■ **Problem to solve**: Copy out, unchanged, the lines from the one containing "scrollbar-thumb[interactable] xyxy=(1353,16,1361,490)" through the one containing "UI element localization: list each with its bbox. List", with both end lines included.

■ **Records**:
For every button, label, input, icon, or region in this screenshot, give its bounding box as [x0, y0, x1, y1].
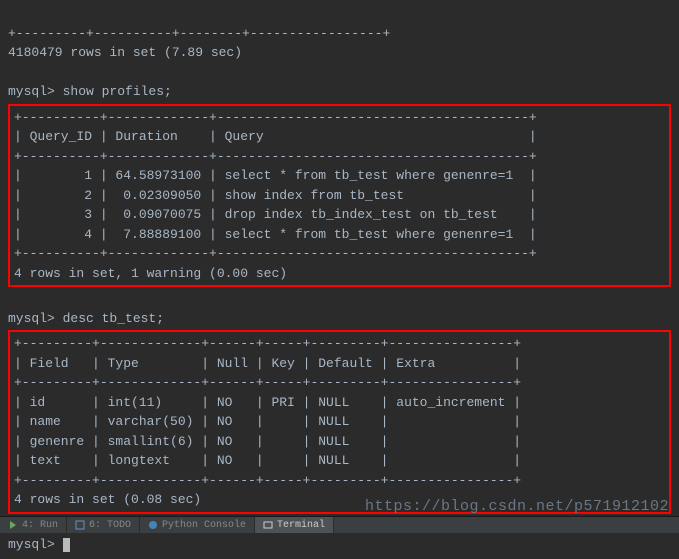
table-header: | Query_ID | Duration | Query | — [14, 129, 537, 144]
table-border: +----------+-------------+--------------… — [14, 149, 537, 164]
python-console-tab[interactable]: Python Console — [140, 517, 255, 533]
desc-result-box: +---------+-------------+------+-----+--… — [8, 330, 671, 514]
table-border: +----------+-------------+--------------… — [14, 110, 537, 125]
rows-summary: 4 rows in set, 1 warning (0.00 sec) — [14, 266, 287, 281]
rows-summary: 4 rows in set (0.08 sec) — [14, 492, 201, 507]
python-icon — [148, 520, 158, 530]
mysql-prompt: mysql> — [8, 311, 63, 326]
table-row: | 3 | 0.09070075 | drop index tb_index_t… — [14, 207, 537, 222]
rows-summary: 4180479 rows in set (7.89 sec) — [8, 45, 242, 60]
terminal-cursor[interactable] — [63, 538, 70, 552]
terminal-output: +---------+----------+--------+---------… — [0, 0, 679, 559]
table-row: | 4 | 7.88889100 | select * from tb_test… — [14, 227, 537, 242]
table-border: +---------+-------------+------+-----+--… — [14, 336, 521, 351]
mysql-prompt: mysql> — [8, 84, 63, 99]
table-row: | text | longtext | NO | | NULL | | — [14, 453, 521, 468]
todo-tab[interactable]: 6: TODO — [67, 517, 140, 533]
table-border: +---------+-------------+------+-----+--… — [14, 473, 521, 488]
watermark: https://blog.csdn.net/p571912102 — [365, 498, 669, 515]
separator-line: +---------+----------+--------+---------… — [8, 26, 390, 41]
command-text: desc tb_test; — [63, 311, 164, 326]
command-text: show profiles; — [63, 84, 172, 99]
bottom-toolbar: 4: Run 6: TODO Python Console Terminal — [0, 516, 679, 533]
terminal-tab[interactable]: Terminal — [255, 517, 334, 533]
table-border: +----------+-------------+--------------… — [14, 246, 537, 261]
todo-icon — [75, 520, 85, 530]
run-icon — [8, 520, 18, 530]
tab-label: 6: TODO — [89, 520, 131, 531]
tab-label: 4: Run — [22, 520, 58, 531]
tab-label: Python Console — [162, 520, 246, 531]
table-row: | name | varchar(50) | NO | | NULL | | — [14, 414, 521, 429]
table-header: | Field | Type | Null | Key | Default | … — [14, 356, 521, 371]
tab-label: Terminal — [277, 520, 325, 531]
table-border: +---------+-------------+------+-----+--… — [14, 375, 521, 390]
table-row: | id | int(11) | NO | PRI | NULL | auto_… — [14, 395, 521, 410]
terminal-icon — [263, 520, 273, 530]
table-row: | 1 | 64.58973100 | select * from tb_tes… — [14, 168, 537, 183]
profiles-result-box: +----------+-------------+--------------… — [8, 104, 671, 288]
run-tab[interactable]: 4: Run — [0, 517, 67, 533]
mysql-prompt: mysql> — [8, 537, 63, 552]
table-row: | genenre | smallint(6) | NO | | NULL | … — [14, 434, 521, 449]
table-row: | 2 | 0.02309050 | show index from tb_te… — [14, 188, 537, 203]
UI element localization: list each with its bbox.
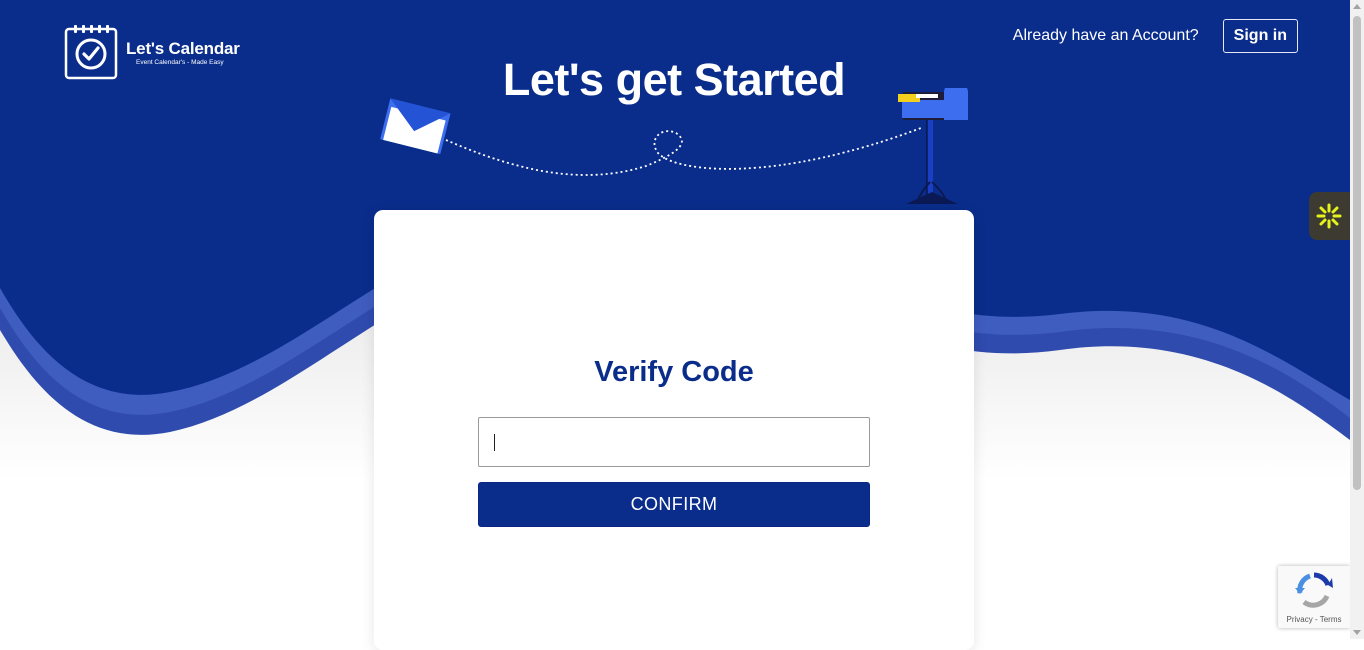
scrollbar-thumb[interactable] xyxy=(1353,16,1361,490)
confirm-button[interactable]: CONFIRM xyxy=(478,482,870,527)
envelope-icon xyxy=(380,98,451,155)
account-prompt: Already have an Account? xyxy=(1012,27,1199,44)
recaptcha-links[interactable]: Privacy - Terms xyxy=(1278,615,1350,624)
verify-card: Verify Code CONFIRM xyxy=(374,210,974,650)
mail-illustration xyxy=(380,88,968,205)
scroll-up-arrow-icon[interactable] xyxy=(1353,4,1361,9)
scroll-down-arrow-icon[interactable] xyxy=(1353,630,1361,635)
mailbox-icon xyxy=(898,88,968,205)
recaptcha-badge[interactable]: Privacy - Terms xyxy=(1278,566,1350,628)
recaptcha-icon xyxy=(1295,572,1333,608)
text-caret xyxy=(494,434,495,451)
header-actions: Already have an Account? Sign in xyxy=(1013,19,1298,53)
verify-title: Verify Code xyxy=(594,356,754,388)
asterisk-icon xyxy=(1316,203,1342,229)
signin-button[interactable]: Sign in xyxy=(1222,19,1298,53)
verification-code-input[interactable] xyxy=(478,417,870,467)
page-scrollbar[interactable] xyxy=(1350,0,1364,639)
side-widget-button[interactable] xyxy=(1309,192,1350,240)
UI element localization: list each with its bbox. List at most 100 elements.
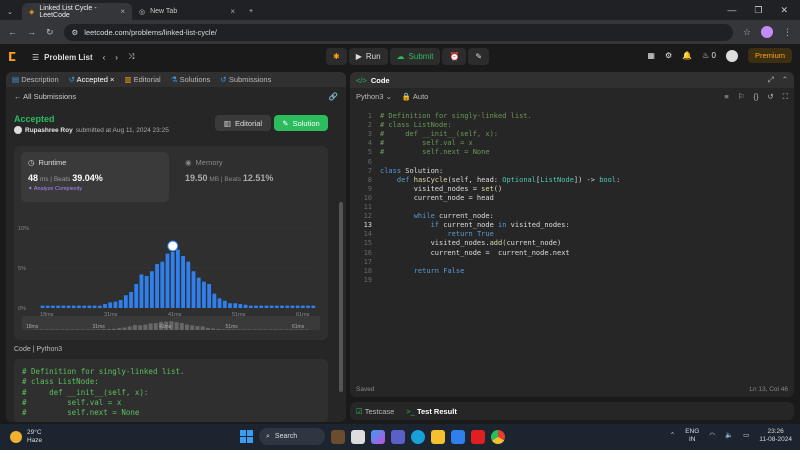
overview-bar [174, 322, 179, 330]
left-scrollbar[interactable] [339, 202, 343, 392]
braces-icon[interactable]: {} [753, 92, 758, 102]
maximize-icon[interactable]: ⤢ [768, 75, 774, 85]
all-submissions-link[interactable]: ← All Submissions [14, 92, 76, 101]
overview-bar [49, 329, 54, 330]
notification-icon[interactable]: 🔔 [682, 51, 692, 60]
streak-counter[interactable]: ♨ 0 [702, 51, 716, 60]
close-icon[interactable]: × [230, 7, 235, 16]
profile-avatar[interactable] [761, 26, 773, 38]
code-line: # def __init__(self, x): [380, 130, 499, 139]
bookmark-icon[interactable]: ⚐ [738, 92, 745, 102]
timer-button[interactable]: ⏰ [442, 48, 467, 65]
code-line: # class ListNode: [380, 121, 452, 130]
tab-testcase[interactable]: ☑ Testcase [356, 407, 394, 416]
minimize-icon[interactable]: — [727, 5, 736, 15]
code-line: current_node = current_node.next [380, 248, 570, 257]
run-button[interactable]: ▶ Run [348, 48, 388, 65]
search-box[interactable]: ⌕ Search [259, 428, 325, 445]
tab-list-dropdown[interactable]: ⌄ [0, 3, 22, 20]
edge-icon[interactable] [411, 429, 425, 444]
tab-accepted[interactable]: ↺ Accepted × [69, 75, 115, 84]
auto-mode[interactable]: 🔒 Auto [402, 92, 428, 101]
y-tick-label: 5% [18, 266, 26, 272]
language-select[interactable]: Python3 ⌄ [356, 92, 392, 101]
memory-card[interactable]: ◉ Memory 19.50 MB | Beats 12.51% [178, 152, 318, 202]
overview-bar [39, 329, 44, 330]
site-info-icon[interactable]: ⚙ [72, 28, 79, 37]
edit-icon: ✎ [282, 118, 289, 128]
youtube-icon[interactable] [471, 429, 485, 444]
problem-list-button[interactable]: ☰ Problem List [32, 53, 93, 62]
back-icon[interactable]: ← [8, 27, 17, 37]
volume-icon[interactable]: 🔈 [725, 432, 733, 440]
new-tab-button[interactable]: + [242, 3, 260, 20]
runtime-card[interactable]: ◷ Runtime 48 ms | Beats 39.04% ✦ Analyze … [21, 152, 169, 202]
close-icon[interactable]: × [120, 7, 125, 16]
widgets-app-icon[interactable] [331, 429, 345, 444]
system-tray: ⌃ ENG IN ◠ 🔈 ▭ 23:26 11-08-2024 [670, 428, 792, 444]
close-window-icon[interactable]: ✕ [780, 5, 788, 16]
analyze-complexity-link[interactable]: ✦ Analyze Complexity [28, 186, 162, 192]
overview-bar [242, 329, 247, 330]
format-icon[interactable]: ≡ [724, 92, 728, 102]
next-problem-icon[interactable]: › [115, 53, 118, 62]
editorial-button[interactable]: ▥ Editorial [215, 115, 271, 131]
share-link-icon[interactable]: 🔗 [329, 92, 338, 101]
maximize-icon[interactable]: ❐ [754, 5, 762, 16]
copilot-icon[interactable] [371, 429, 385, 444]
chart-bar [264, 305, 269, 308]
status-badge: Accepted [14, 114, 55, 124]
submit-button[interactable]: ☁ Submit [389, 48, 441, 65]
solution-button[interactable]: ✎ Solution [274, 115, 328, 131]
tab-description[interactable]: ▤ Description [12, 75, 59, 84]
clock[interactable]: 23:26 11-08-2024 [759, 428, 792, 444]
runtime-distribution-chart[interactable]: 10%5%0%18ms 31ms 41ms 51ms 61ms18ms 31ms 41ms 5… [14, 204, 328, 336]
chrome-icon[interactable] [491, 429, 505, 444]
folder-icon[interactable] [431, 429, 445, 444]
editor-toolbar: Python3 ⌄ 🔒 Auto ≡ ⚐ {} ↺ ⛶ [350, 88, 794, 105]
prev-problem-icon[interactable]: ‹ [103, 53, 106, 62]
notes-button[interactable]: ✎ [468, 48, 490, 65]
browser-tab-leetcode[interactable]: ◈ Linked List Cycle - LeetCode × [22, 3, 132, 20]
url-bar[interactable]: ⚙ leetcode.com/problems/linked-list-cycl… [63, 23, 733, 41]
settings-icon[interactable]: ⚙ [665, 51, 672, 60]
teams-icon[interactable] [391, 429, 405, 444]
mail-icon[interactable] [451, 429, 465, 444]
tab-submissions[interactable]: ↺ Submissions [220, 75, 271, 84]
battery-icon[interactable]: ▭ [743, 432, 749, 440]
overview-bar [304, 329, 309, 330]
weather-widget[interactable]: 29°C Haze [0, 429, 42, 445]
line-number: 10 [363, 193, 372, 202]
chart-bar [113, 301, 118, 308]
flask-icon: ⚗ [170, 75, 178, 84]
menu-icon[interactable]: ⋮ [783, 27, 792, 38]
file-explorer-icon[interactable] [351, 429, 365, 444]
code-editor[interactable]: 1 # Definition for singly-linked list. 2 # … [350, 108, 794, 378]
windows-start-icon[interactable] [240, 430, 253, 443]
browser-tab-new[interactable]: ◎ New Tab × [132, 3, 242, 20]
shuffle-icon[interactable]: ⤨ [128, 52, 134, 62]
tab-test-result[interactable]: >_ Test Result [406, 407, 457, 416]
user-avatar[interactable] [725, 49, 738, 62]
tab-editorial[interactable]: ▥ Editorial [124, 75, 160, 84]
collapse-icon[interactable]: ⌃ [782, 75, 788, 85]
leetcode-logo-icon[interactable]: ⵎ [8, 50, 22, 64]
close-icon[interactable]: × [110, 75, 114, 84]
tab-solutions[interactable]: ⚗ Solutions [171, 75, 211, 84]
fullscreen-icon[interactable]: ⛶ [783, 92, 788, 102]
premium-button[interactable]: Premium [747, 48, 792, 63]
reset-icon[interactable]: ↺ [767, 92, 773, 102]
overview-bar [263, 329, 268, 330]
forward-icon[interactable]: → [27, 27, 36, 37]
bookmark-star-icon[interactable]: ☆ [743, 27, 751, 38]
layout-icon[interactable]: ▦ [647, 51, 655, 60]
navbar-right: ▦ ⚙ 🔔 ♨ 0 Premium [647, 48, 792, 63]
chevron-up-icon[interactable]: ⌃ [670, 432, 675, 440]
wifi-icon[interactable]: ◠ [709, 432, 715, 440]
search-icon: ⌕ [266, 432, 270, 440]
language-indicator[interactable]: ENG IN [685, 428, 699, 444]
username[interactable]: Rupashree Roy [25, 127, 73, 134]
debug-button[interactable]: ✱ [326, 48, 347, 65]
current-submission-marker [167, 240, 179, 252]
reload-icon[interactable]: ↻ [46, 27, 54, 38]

==

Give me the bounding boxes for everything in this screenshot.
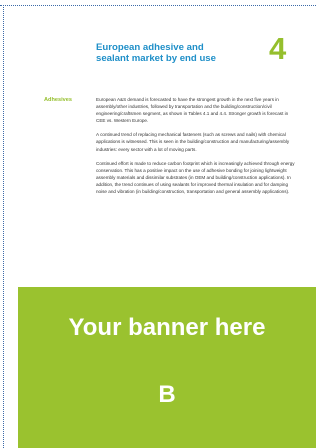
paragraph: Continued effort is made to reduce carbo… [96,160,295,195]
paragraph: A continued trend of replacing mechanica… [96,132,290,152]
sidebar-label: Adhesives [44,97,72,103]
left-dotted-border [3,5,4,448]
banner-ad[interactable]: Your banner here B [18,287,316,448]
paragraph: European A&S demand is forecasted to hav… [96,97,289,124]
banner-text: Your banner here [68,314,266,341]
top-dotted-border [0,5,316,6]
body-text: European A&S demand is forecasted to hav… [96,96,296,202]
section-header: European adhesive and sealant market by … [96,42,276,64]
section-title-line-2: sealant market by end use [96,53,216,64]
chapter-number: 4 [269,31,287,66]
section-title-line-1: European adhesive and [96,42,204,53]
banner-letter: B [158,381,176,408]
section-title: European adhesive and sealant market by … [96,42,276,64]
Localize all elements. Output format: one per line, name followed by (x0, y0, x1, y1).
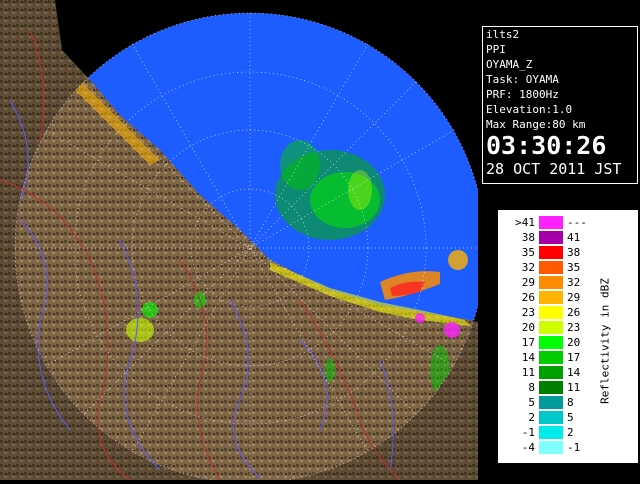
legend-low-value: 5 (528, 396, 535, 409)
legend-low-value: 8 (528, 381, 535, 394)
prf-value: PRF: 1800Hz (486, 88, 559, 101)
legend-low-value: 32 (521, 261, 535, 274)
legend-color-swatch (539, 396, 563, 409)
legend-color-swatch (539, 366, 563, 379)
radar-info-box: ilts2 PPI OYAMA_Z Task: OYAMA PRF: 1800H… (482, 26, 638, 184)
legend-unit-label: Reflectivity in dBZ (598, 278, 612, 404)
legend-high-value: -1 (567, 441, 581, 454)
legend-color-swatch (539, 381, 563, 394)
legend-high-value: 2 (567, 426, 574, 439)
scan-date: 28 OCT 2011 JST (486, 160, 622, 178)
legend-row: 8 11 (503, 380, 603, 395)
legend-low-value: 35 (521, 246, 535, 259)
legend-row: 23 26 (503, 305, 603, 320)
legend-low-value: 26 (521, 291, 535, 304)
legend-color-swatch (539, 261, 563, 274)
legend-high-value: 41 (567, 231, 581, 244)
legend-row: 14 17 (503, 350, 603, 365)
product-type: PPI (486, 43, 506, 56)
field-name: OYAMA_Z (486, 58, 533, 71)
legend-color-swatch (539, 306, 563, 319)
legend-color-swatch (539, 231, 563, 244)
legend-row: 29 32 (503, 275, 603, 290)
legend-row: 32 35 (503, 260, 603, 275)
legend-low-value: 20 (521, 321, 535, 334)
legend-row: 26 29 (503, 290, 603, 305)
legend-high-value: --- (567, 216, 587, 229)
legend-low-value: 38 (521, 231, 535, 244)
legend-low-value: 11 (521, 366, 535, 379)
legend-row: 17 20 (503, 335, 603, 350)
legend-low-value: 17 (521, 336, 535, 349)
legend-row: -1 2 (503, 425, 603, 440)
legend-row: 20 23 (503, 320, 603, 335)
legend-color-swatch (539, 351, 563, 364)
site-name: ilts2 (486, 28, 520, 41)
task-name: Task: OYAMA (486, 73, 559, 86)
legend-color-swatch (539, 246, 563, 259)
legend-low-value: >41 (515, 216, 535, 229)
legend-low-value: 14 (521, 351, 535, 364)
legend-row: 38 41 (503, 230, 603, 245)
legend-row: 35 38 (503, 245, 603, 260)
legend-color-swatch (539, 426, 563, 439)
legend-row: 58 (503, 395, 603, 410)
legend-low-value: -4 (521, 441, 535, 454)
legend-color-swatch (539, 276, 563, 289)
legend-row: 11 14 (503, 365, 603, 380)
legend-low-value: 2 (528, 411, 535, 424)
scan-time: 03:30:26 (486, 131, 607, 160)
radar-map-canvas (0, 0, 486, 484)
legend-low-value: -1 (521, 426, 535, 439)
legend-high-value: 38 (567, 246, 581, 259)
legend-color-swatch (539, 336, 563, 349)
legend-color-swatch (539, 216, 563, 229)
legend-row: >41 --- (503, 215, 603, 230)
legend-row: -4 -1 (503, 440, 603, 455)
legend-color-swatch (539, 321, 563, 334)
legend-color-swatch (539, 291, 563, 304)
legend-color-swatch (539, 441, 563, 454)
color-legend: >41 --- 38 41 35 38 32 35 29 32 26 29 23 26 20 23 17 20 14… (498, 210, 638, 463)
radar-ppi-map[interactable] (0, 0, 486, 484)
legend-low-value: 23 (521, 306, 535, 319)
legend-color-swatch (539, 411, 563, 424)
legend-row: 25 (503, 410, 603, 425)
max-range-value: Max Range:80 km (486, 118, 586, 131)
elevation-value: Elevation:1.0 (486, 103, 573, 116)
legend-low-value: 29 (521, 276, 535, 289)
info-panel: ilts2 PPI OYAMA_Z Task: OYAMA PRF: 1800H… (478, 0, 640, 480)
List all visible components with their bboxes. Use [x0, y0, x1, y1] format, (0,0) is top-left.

■ **Problem solution**:
scrollbar-thumb[interactable] xyxy=(1353,16,1361,490)
confirm-button[interactable]: CONFIRM xyxy=(478,482,870,527)
envelope-icon xyxy=(380,98,451,155)
account-prompt: Already have an Account? xyxy=(1012,27,1199,44)
recaptcha-links[interactable]: Privacy - Terms xyxy=(1278,615,1350,624)
verify-card: Verify Code CONFIRM xyxy=(374,210,974,650)
mail-illustration xyxy=(380,88,968,205)
scroll-up-arrow-icon[interactable] xyxy=(1353,4,1361,9)
scroll-down-arrow-icon[interactable] xyxy=(1353,630,1361,635)
mailbox-icon xyxy=(898,88,968,205)
recaptcha-badge[interactable]: Privacy - Terms xyxy=(1278,566,1350,628)
recaptcha-icon xyxy=(1295,572,1333,608)
text-caret xyxy=(494,434,495,451)
header-actions: Already have an Account? Sign in xyxy=(1013,19,1298,53)
verify-title: Verify Code xyxy=(594,356,754,388)
asterisk-icon xyxy=(1316,203,1342,229)
signin-button[interactable]: Sign in xyxy=(1222,19,1298,53)
verification-code-input[interactable] xyxy=(478,417,870,467)
page-scrollbar[interactable] xyxy=(1350,0,1364,639)
side-widget-button[interactable] xyxy=(1309,192,1350,240)
UI element localization: list each with its bbox. List at most 100 elements.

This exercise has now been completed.